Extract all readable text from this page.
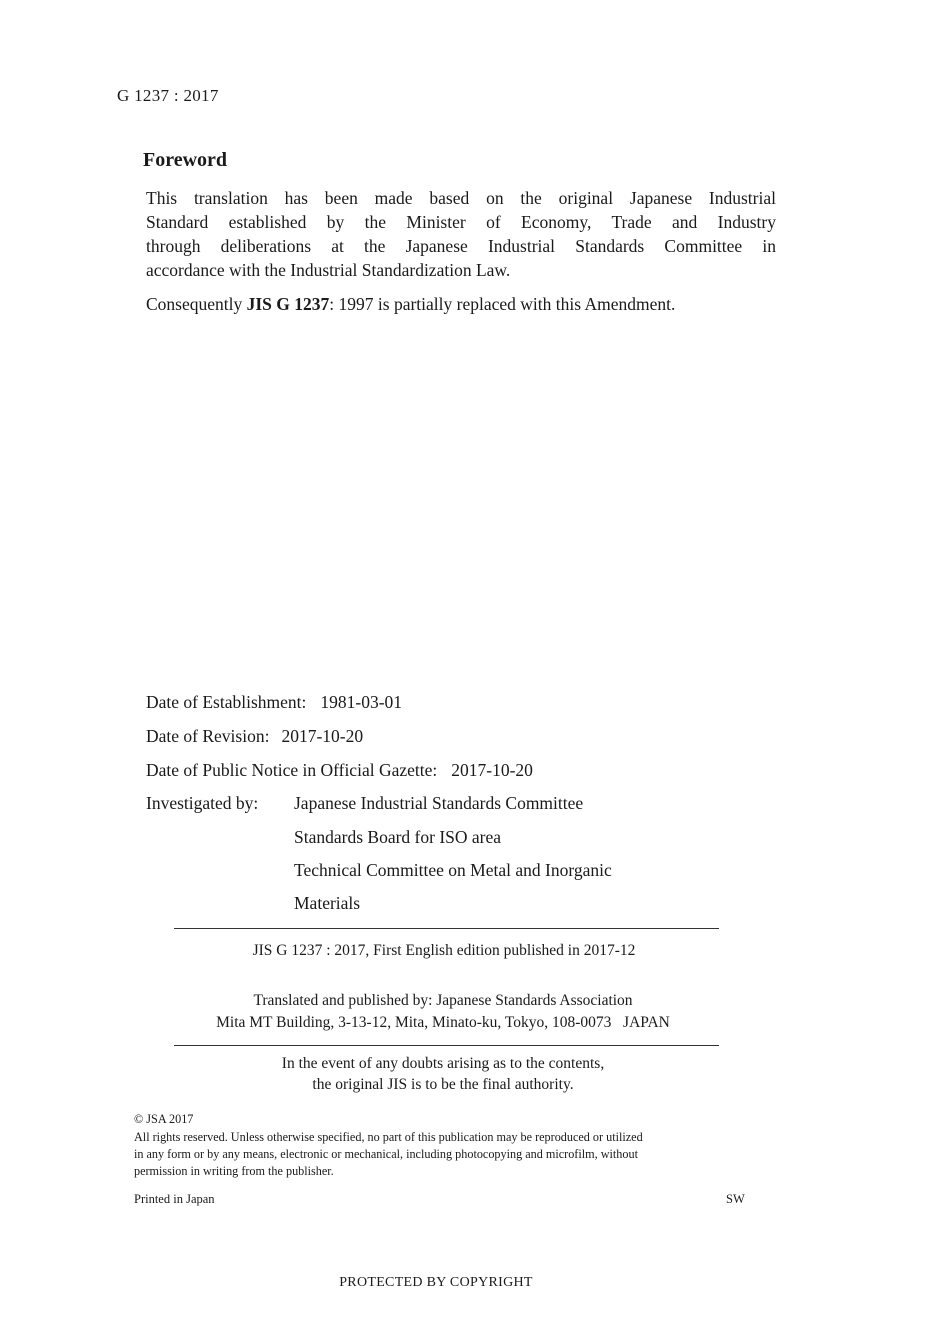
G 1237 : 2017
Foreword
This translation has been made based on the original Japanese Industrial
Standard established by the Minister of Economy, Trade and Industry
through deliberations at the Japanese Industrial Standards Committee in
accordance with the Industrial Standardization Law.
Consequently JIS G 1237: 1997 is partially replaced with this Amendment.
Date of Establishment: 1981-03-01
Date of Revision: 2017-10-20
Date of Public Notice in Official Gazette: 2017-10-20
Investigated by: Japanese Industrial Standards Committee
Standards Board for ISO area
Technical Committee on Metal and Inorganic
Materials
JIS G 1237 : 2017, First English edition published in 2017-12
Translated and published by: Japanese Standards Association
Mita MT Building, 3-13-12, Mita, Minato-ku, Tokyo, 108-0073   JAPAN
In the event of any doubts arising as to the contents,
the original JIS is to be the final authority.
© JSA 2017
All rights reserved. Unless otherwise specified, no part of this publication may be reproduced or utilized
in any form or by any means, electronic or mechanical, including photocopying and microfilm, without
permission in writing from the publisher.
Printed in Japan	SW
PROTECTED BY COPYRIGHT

□ □ □ □

PROBLEM TO WORK ON :: Scan the material and collect every line that contains "Standards".

EXERCISE ANSWER ::
through deliberations at the Japanese Industrial Standards Committee in
Investigated by: Japanese Industrial Standards Committee
Standards Board for ISO area
Translated and published by: Japanese Standards Association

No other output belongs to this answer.